WRITTEN EXERCISE — State only the count of lines in the listing below that hold "NAZWA".

PROVIDED INFORMATION —
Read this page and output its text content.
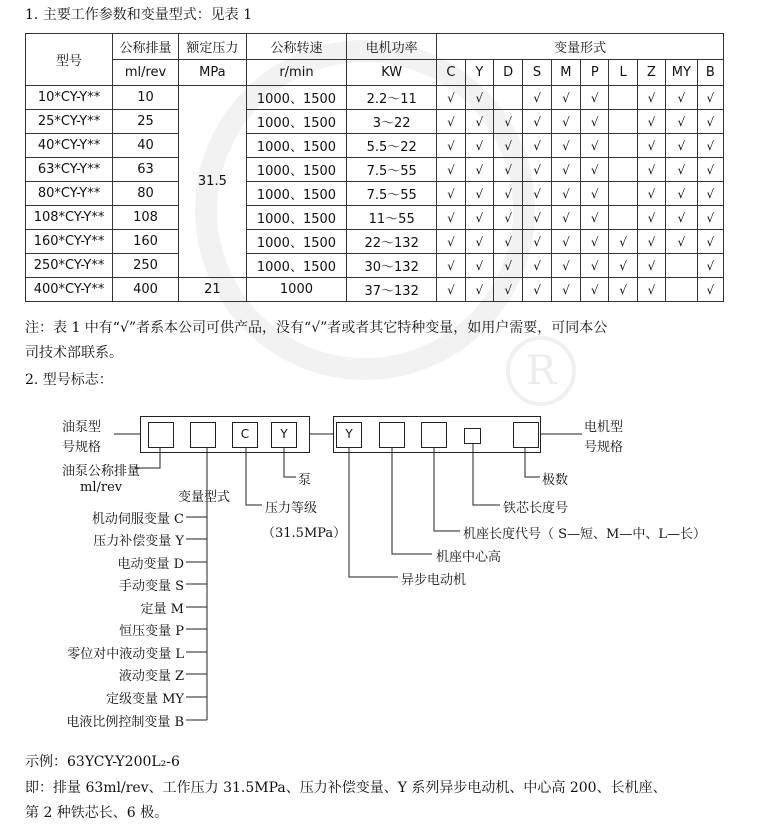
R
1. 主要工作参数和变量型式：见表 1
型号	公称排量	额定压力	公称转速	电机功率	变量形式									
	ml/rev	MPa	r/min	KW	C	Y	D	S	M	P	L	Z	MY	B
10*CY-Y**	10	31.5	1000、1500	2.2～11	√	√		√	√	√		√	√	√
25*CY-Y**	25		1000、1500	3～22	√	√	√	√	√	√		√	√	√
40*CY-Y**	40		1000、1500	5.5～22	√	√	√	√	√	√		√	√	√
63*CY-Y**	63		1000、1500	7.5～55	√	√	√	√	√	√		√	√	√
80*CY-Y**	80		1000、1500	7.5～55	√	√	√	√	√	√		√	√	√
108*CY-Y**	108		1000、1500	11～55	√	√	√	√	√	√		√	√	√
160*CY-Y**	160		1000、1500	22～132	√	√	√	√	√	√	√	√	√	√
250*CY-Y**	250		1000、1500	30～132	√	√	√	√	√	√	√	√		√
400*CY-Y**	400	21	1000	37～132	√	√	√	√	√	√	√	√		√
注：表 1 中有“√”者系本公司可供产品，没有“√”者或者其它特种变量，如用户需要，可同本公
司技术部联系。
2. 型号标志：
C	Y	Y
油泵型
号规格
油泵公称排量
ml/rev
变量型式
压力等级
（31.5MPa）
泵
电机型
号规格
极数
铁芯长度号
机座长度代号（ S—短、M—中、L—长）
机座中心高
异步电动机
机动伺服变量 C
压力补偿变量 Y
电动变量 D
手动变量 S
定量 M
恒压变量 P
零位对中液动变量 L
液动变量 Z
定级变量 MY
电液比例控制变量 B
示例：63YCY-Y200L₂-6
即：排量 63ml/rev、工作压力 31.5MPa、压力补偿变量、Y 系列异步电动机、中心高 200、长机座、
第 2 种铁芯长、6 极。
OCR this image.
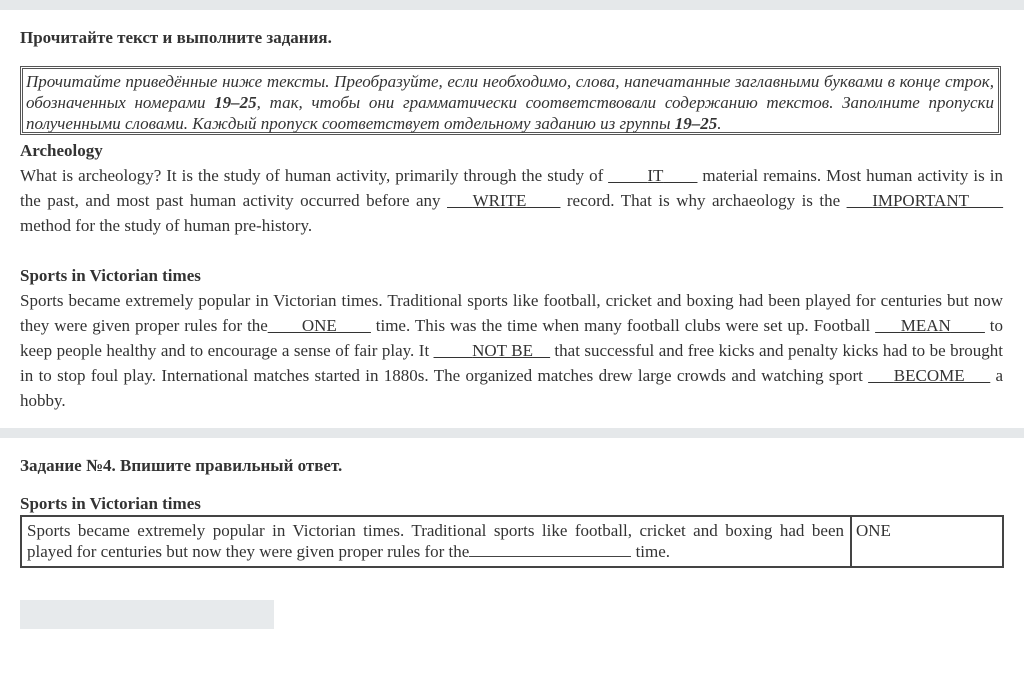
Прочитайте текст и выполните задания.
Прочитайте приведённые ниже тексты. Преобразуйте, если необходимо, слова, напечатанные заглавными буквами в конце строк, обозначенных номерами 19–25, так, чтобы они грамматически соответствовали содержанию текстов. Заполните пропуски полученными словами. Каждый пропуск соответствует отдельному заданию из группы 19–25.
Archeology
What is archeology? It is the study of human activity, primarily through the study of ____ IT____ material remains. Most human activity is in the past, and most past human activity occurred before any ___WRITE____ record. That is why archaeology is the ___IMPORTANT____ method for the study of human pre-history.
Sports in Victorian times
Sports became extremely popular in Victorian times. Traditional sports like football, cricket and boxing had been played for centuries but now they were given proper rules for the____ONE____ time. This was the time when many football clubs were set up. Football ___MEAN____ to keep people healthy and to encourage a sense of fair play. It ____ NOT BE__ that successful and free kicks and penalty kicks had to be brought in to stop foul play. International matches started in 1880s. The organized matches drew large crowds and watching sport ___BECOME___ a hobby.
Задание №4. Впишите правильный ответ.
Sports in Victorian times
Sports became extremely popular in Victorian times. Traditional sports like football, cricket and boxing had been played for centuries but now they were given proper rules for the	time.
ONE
...
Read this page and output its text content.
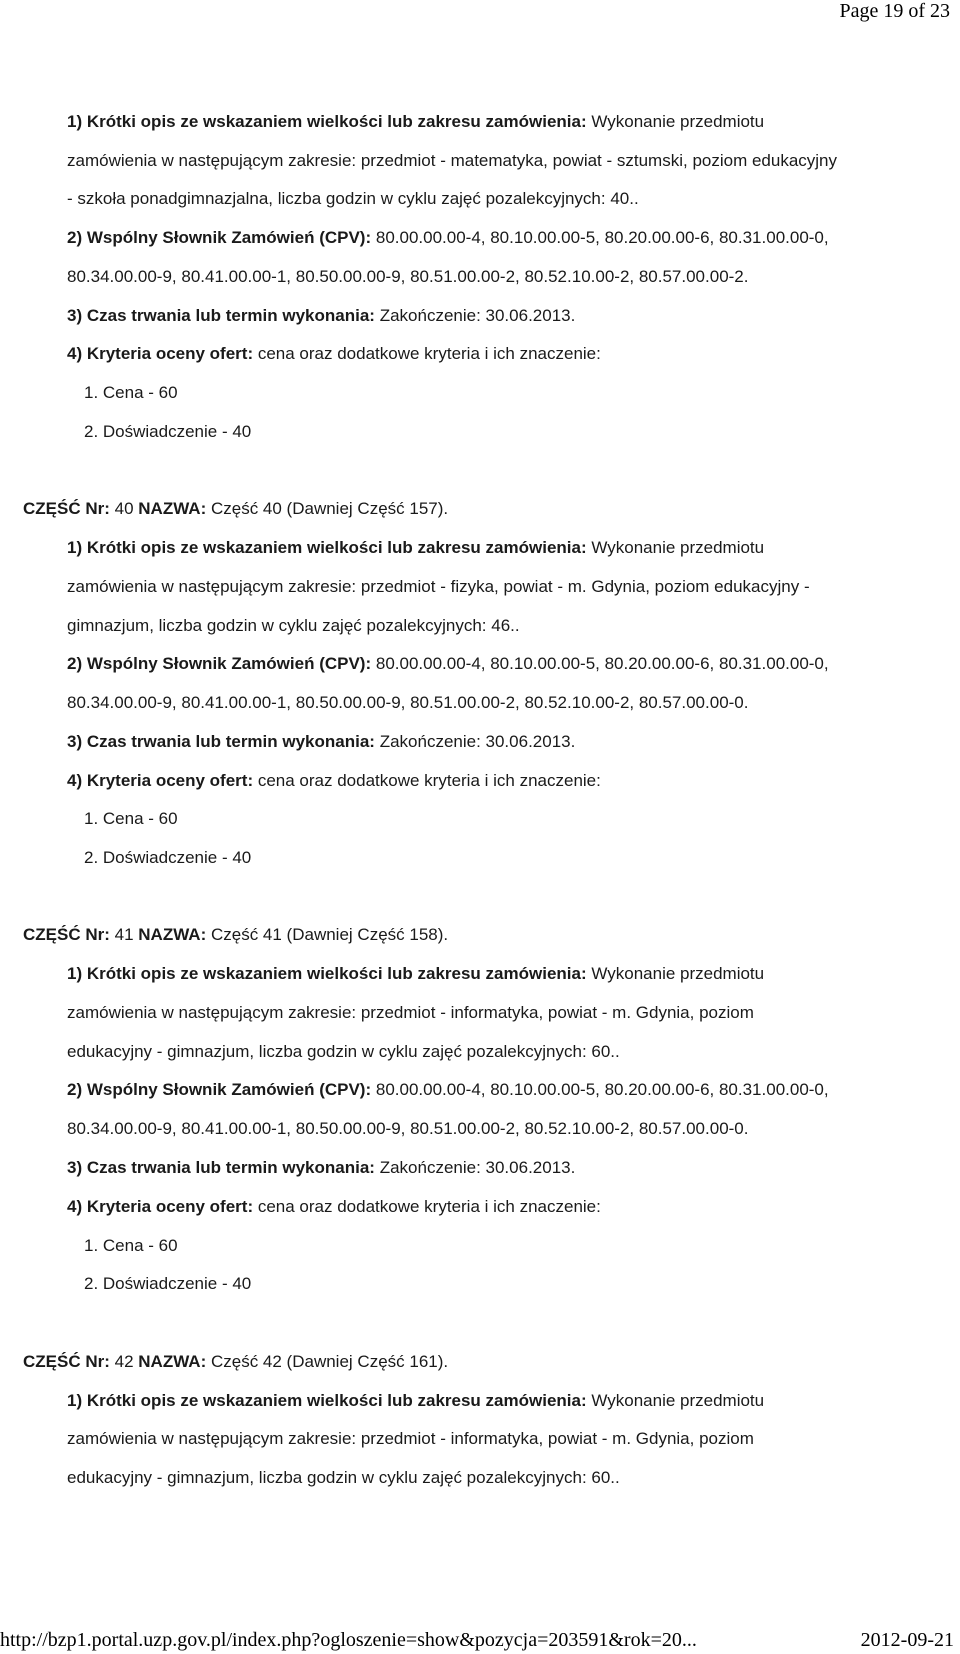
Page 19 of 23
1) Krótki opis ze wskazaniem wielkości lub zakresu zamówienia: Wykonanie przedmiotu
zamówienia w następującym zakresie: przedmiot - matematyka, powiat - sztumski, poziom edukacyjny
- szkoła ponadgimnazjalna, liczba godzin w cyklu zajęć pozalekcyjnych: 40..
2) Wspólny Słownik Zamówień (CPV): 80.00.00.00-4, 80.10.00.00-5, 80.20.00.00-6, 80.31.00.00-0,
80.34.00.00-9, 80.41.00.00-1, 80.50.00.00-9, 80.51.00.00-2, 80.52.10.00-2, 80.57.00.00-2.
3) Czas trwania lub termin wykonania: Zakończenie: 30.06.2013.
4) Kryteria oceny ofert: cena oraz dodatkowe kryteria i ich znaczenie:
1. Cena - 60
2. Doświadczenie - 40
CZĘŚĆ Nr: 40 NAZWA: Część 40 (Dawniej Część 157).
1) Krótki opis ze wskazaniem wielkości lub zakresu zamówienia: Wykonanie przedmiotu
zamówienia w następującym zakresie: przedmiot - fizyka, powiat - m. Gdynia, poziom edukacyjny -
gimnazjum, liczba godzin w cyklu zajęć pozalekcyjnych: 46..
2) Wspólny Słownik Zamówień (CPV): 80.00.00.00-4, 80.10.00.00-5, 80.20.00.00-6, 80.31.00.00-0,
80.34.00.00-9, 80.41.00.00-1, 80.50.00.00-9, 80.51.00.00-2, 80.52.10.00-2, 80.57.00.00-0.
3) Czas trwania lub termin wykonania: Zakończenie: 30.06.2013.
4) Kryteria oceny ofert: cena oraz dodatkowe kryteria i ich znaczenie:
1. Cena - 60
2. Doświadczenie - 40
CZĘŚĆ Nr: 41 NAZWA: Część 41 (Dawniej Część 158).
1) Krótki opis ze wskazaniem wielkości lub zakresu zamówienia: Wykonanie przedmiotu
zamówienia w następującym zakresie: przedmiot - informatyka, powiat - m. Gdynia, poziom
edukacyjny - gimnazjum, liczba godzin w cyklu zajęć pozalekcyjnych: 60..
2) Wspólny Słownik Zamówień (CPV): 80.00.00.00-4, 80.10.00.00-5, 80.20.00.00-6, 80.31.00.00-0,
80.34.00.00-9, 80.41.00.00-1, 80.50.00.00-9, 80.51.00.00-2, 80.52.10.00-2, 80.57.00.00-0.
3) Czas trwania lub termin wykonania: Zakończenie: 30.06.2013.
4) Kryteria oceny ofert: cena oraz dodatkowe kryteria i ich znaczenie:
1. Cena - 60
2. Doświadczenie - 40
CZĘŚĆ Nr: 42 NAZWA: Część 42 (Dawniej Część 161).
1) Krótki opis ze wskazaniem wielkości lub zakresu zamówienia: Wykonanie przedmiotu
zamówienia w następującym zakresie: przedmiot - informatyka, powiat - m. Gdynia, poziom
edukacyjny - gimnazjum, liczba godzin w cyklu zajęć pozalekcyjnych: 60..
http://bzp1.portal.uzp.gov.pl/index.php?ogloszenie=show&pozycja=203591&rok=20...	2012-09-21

FINAL RESULT — 3